** start PROVIDED DATA **

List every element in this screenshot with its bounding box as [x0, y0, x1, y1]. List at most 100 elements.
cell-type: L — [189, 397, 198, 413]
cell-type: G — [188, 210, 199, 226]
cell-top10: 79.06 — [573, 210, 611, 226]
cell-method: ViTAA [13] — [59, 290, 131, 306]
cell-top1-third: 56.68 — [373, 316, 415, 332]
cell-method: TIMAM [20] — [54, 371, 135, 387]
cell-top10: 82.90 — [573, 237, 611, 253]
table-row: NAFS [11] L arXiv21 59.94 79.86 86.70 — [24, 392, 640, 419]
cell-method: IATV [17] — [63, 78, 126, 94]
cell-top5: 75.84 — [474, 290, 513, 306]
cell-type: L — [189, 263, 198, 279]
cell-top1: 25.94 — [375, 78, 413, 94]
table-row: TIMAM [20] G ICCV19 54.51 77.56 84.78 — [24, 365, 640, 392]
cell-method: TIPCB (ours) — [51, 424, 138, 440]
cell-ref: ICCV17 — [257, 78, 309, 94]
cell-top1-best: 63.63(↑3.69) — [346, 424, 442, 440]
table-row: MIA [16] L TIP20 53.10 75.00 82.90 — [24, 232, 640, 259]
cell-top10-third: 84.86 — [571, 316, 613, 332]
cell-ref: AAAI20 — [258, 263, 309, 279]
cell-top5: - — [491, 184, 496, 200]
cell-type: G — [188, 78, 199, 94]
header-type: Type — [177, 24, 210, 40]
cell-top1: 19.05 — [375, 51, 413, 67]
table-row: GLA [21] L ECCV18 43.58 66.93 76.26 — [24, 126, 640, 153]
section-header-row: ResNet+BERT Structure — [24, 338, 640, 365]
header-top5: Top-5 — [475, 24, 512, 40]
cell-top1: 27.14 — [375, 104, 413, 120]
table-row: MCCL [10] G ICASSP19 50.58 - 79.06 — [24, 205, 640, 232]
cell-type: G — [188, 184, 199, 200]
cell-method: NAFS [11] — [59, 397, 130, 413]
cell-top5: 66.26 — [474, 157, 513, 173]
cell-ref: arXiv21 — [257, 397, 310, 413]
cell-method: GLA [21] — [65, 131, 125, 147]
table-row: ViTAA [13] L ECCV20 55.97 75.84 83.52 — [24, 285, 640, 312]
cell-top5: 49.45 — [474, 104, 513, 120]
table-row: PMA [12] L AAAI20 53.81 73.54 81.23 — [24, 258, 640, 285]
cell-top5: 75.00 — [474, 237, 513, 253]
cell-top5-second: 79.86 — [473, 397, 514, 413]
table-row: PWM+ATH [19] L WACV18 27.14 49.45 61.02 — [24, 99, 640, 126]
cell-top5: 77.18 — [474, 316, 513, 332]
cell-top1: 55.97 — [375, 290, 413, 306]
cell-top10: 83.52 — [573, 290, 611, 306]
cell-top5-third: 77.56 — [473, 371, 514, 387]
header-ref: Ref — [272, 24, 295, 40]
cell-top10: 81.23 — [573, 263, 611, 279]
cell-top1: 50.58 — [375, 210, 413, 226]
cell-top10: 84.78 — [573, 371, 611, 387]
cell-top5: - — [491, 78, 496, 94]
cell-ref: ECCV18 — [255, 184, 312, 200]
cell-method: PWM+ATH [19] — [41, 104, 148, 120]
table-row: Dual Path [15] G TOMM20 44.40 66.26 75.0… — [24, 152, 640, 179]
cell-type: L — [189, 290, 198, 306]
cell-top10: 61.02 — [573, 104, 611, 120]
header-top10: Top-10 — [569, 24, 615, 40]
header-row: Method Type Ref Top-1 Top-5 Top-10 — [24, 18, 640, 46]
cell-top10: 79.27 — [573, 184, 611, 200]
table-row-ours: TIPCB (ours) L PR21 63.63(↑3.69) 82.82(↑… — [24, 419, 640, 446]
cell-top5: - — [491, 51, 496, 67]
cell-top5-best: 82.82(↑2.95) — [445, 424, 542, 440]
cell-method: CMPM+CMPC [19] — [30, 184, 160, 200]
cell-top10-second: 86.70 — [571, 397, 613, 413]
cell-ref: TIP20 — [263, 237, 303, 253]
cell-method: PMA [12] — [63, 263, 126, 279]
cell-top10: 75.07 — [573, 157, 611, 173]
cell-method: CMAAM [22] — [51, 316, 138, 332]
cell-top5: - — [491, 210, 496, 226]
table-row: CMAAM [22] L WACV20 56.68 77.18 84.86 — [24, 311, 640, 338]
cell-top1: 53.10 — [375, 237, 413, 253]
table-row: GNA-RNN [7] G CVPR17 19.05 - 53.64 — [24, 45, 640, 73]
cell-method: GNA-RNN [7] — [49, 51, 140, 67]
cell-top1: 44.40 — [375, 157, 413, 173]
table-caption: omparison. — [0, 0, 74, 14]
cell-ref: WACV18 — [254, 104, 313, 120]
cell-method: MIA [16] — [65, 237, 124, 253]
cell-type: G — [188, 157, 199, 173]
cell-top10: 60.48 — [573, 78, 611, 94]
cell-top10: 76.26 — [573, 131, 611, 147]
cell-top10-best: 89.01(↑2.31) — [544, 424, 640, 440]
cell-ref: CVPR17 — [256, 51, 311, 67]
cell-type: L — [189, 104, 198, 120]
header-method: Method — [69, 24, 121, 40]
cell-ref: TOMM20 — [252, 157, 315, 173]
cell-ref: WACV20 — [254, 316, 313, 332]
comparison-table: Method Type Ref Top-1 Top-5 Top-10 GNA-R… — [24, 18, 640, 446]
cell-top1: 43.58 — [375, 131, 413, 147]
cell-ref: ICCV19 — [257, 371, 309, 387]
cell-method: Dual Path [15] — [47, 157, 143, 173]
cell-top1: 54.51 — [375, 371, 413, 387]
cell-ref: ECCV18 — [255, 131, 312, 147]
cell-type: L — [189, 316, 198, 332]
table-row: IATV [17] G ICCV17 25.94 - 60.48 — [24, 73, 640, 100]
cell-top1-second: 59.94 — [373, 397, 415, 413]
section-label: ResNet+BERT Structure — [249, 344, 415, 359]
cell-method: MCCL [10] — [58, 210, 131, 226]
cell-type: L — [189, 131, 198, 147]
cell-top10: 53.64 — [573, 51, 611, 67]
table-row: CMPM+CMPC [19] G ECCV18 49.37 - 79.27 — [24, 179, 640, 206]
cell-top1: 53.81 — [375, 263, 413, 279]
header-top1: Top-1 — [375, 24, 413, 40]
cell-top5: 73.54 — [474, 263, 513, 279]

** end PROVIDED DATA **

### WORK REQUIRED
Write out, without any change, the part of the listing that runs from its first line through the line containing "header-top5: Top-5 — [475, 24, 512, 40]", with both of those lines included.

### PROBLEM SOLUTION
List every element in this screenshot with its bounding box as [x0, y0, x1, y1]. List at most 100 elements.
cell-type: L — [189, 397, 198, 413]
cell-type: G — [188, 210, 199, 226]
cell-top10: 79.06 — [573, 210, 611, 226]
cell-method: ViTAA [13] — [59, 290, 131, 306]
cell-top1-third: 56.68 — [373, 316, 415, 332]
cell-method: TIMAM [20] — [54, 371, 135, 387]
cell-top10: 82.90 — [573, 237, 611, 253]
table-row: NAFS [11] L arXiv21 59.94 79.86 86.70 — [24, 392, 640, 419]
cell-method: IATV [17] — [63, 78, 126, 94]
cell-top5: 75.84 — [474, 290, 513, 306]
cell-type: L — [189, 263, 198, 279]
cell-top1: 25.94 — [375, 78, 413, 94]
table-row: TIMAM [20] G ICCV19 54.51 77.56 84.78 — [24, 365, 640, 392]
cell-method: TIPCB (ours) — [51, 424, 138, 440]
cell-ref: ICCV17 — [257, 78, 309, 94]
cell-top1-best: 63.63(↑3.69) — [346, 424, 442, 440]
table-row: MIA [16] L TIP20 53.10 75.00 82.90 — [24, 232, 640, 259]
cell-top10-third: 84.86 — [571, 316, 613, 332]
cell-ref: AAAI20 — [258, 263, 309, 279]
cell-top5: - — [491, 184, 496, 200]
cell-type: G — [188, 78, 199, 94]
header-type: Type — [177, 24, 210, 40]
cell-top1: 19.05 — [375, 51, 413, 67]
table-row: GLA [21] L ECCV18 43.58 66.93 76.26 — [24, 126, 640, 153]
section-header-row: ResNet+BERT Structure — [24, 338, 640, 365]
header-top5: Top-5 — [475, 24, 512, 40]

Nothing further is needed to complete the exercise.